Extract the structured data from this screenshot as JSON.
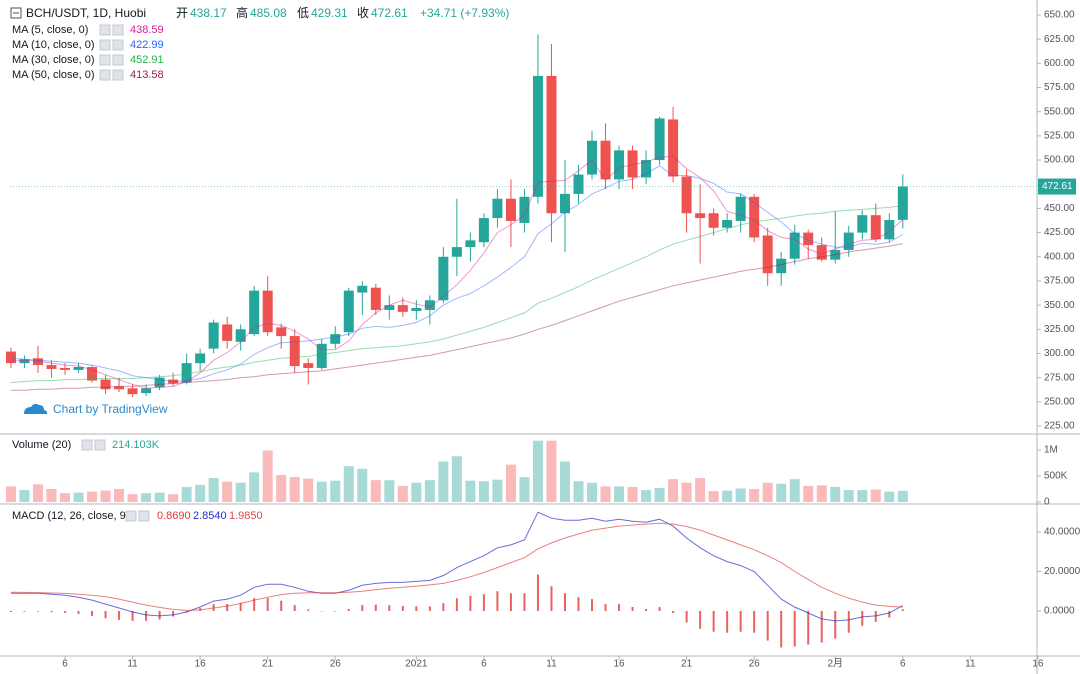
{
  "chart_data": [
    {
      "type": "candlestick",
      "title": "BCH/USDT, 1D, Huobi",
      "ohlc_labels": [
        "开",
        "高",
        "低",
        "收"
      ],
      "change_label": "+34.71 (+7.93%)",
      "watermark": "Chart by TradingView",
      "up_color": "#26a69a",
      "down_color": "#ef5350",
      "xlim": [
        -0.07,
        75.93
      ],
      "xticks": [
        {
          "value": 4,
          "label": "6"
        },
        {
          "value": 9,
          "label": "11"
        },
        {
          "value": 14,
          "label": "16"
        },
        {
          "value": 19,
          "label": "21"
        },
        {
          "value": 24,
          "label": "26"
        },
        {
          "value": 30,
          "label": "2021"
        },
        {
          "value": 35,
          "label": "6"
        },
        {
          "value": 40,
          "label": "11"
        },
        {
          "value": 45,
          "label": "16"
        },
        {
          "value": 50,
          "label": "21"
        },
        {
          "value": 55,
          "label": "26"
        },
        {
          "value": 61,
          "label": "2月"
        },
        {
          "value": 66,
          "label": "6"
        },
        {
          "value": 71,
          "label": "11"
        },
        {
          "value": 76,
          "label": "16"
        }
      ],
      "ylim": [
        218.8,
        665.5
      ],
      "yticks": [
        {
          "value": 650,
          "label": "650.00"
        },
        {
          "value": 625,
          "label": "625.00"
        },
        {
          "value": 600,
          "label": "600.00"
        },
        {
          "value": 575,
          "label": "575.00"
        },
        {
          "value": 550,
          "label": "550.00"
        },
        {
          "value": 525,
          "label": "525.00"
        },
        {
          "value": 500,
          "label": "500.00"
        },
        {
          "value": 475,
          "label": "475.00"
        },
        {
          "value": 450,
          "label": "450.00"
        },
        {
          "value": 425,
          "label": "425.00"
        },
        {
          "value": 400,
          "label": "400.00"
        },
        {
          "value": 375,
          "label": "375.00"
        },
        {
          "value": 350,
          "label": "350.00"
        },
        {
          "value": 325,
          "label": "325.00"
        },
        {
          "value": 300,
          "label": "300.00"
        },
        {
          "value": 275,
          "label": "275.00"
        },
        {
          "value": 250,
          "label": "250.00"
        },
        {
          "value": 225,
          "label": "225.00"
        }
      ],
      "open": [
        302,
        290,
        295,
        288,
        285,
        283,
        286,
        273,
        266,
        264,
        259,
        265,
        273,
        270,
        290,
        305,
        330,
        312,
        320,
        365,
        327,
        318,
        290,
        285,
        310,
        322,
        363,
        368,
        345,
        350,
        344,
        345,
        355,
        400,
        410,
        415,
        440,
        460,
        435,
        462,
        587,
        445,
        465,
        485,
        520,
        480,
        510,
        482,
        500,
        542,
        483,
        445,
        445,
        430,
        437,
        462,
        422,
        383,
        398,
        425,
        412,
        397,
        407,
        425,
        443,
        418,
        438.17
      ],
      "high": [
        306,
        298,
        308,
        293,
        290,
        290,
        288,
        278,
        275,
        268,
        268,
        278,
        280,
        300,
        305,
        335,
        338,
        330,
        370,
        380,
        331,
        325,
        295,
        315,
        328,
        368,
        375,
        372,
        360,
        358,
        355,
        360,
        410,
        460,
        425,
        445,
        470,
        480,
        470,
        630,
        620,
        500,
        495,
        530,
        538,
        515,
        515,
        510,
        545,
        555,
        490,
        475,
        450,
        445,
        465,
        465,
        430,
        405,
        433,
        428,
        420,
        447,
        432,
        448,
        455,
        445,
        485.08
      ],
      "low": [
        285,
        285,
        280,
        275,
        278,
        280,
        270,
        258,
        260,
        255,
        256,
        262,
        266,
        268,
        282,
        300,
        305,
        303,
        318,
        318,
        305,
        280,
        268,
        283,
        305,
        318,
        340,
        340,
        335,
        338,
        335,
        330,
        352,
        380,
        395,
        410,
        430,
        410,
        425,
        455,
        415,
        405,
        455,
        480,
        470,
        470,
        470,
        475,
        495,
        477,
        425,
        393,
        422,
        425,
        425,
        415,
        370,
        370,
        392,
        398,
        395,
        393,
        400,
        418,
        415,
        415,
        429.31
      ],
      "close": [
        290,
        294,
        288,
        284,
        283,
        286,
        272,
        263,
        263,
        258,
        264,
        275,
        269,
        290,
        300,
        332,
        313,
        325,
        365,
        322,
        318,
        287,
        285,
        310,
        320,
        365,
        370,
        345,
        350,
        343,
        347,
        355,
        400,
        410,
        417,
        440,
        460,
        437,
        462,
        587,
        445,
        465,
        485,
        520,
        480,
        510,
        482,
        500,
        543,
        483,
        445,
        440,
        430,
        438,
        462,
        420,
        383,
        398,
        425,
        412,
        397,
        407,
        425,
        443,
        418,
        438,
        472.61
      ],
      "series": [
        {
          "name": "MA (5, close, 0)",
          "color": "#d81b99",
          "values": [
            292,
            293,
            292,
            290,
            288,
            287,
            283,
            278,
            273,
            268,
            264,
            265,
            266,
            271,
            280,
            293,
            301,
            312,
            327,
            331,
            329,
            323,
            315,
            304,
            304,
            313,
            330,
            342,
            350,
            355,
            351,
            348,
            359,
            371,
            386,
            404,
            425,
            433,
            443,
            477,
            478,
            479,
            489,
            500,
            479,
            492,
            495,
            498,
            503,
            504,
            491,
            482,
            468,
            447,
            443,
            438,
            427,
            420,
            418,
            408,
            403,
            408,
            413,
            417,
            418,
            426,
            438.59
          ]
        },
        {
          "name": "MA (10, close, 0)",
          "color": "#2962ff",
          "values": [
            295,
            294,
            293,
            292,
            291,
            290,
            288,
            285,
            282,
            277,
            275,
            273,
            271,
            272,
            274,
            279,
            283,
            289,
            299,
            306,
            311,
            312,
            313,
            315,
            317,
            320,
            326,
            328,
            327,
            329,
            332,
            339,
            350,
            357,
            362,
            370,
            379,
            389,
            400,
            424,
            434,
            446,
            454,
            465,
            471,
            478,
            480,
            486,
            494,
            484,
            484,
            481,
            476,
            467,
            465,
            456,
            446,
            436,
            424,
            417,
            413,
            410,
            410,
            414,
            413,
            415,
            422.99
          ]
        },
        {
          "name": "MA (30, close, 0)",
          "color": "#22b04b",
          "values": [
            270,
            271,
            272,
            272,
            273,
            273,
            274,
            274,
            274,
            274,
            275,
            276,
            277,
            279,
            281,
            284,
            286,
            288,
            291,
            293,
            295,
            296,
            297,
            299,
            301,
            303,
            305,
            306,
            307,
            308,
            310,
            312,
            315,
            319,
            323,
            327,
            332,
            337,
            342,
            352,
            357,
            363,
            369,
            376,
            382,
            388,
            394,
            400,
            407,
            413,
            417,
            421,
            425,
            429,
            433,
            436,
            438,
            440,
            442,
            444,
            445,
            447,
            448,
            449,
            450,
            451,
            452.91
          ]
        },
        {
          "name": "MA (50, close, 0)",
          "color": "#9c1f4a",
          "values": [
            262,
            262,
            263,
            263,
            264,
            264,
            265,
            265,
            266,
            266,
            267,
            268,
            269,
            270,
            271,
            272,
            273,
            275,
            276,
            278,
            279,
            280,
            281,
            282,
            284,
            286,
            288,
            290,
            292,
            294,
            296,
            298,
            301,
            304,
            307,
            310,
            313,
            316,
            320,
            325,
            329,
            334,
            339,
            344,
            349,
            354,
            358,
            362,
            366,
            370,
            373,
            376,
            379,
            382,
            385,
            387,
            389,
            392,
            395,
            398,
            400,
            402,
            405,
            407,
            409,
            411,
            413.58
          ]
        }
      ]
    },
    {
      "type": "bar",
      "title": "Volume (20)",
      "last_label": "214.103K",
      "ylim": [
        0,
        1270000
      ],
      "yticks": [
        0,
        {
          "value": 500000,
          "label": "500K"
        },
        {
          "value": 1000000,
          "label": "1M"
        }
      ],
      "values": [
        300000,
        230000,
        340000,
        250000,
        170000,
        180000,
        200000,
        220000,
        250000,
        150000,
        170000,
        180000,
        150000,
        290000,
        330000,
        460000,
        390000,
        370000,
        570000,
        990000,
        520000,
        480000,
        450000,
        390000,
        410000,
        690000,
        640000,
        420000,
        420000,
        310000,
        370000,
        420000,
        780000,
        880000,
        410000,
        400000,
        430000,
        720000,
        480000,
        1180000,
        1180000,
        780000,
        400000,
        370000,
        300000,
        300000,
        290000,
        230000,
        270000,
        440000,
        370000,
        460000,
        210000,
        220000,
        260000,
        250000,
        370000,
        350000,
        440000,
        310000,
        320000,
        290000,
        230000,
        230000,
        240000,
        200000,
        214103
      ]
    },
    {
      "type": "macd",
      "title": "MACD (12, 26, close, 9)",
      "ylim": [
        -22.3,
        53.7
      ],
      "yticks": [
        {
          "value": 40,
          "label": "40.0000"
        },
        {
          "value": 20,
          "label": "20.0000"
        },
        {
          "value": 0,
          "label": "0.0000"
        }
      ],
      "series": [
        {
          "name": "Histogram",
          "color": "#e53935",
          "last_label": "0.8690",
          "values": [
            -0.5,
            -0.4,
            -0.3,
            -0.6,
            -0.9,
            -1.5,
            -2.5,
            -3.7,
            -4.5,
            -5,
            -5,
            -4.3,
            -2.8,
            -0.8,
            1.5,
            3.5,
            3.5,
            4.2,
            6.5,
            6.5,
            5.2,
            3,
            0.8,
            -0.2,
            -0.2,
            1,
            3,
            3.2,
            3,
            2.5,
            2.4,
            2.3,
            4,
            6.5,
            7.7,
            8.5,
            10,
            9,
            9,
            18.5,
            12.5,
            9,
            7,
            6,
            3.5,
            3.5,
            2,
            1,
            2,
            -1,
            -5.8,
            -9,
            -10.5,
            -11,
            -10.5,
            -11,
            -15,
            -18.5,
            -18,
            -17,
            -16,
            -14,
            -11,
            -7.5,
            -5.5,
            -3.3,
            0.869
          ]
        },
        {
          "name": "MACD",
          "color": "#2c2cc8",
          "last_label": "2.8540",
          "values": [
            9,
            9,
            9,
            8.5,
            8,
            7,
            5.5,
            3.5,
            1.5,
            -0.5,
            -2,
            -2.5,
            -2,
            -0.5,
            2,
            5,
            6,
            8,
            12,
            13.5,
            13.5,
            12,
            10,
            9,
            9,
            10.5,
            13,
            14,
            14.5,
            14.5,
            15,
            15.5,
            18,
            22,
            25,
            28,
            32,
            33.5,
            36,
            50,
            47,
            46,
            46,
            47,
            45.5,
            46.5,
            45.5,
            45,
            46.5,
            43,
            37,
            32,
            28,
            25,
            23,
            20,
            13,
            6,
            2,
            -1,
            -4,
            -5,
            -4.5,
            -3,
            -2.5,
            -1,
            2.854
          ]
        },
        {
          "name": "Signal",
          "color": "#e04a4a",
          "last_label": "1.9850",
          "values": [
            9.5,
            9.4,
            9.3,
            9.1,
            8.9,
            8.5,
            8,
            7.2,
            6,
            4.5,
            3,
            1.8,
            0.8,
            0.3,
            0.5,
            1.5,
            2.5,
            3.8,
            5.5,
            7,
            8.3,
            9,
            9.2,
            9.2,
            9.2,
            9.5,
            10,
            10.8,
            11.5,
            12,
            12.6,
            13.2,
            14,
            15.5,
            17.3,
            19.5,
            22,
            24.5,
            27,
            31.5,
            34.5,
            37,
            39,
            41,
            42,
            43,
            43.5,
            44,
            44.5,
            44,
            42.8,
            41,
            38.5,
            36,
            33.5,
            31,
            28,
            24.5,
            20,
            16,
            12,
            9,
            6.5,
            4.5,
            3,
            2.3,
            1.985
          ]
        }
      ]
    }
  ]
}
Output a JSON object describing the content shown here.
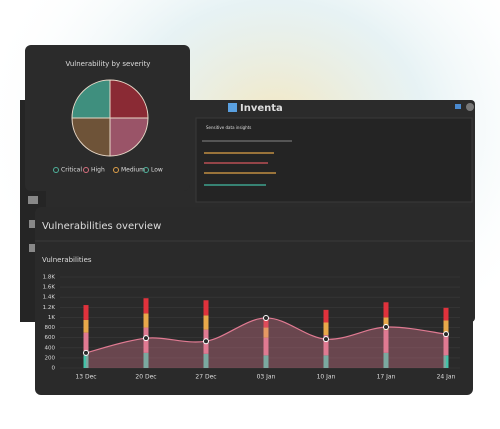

-------------------------

◆ **Set task**
Of all the lines in the listing above, how many contain the word "close"? Answer with the number alone.

◆ **Exercise response**
6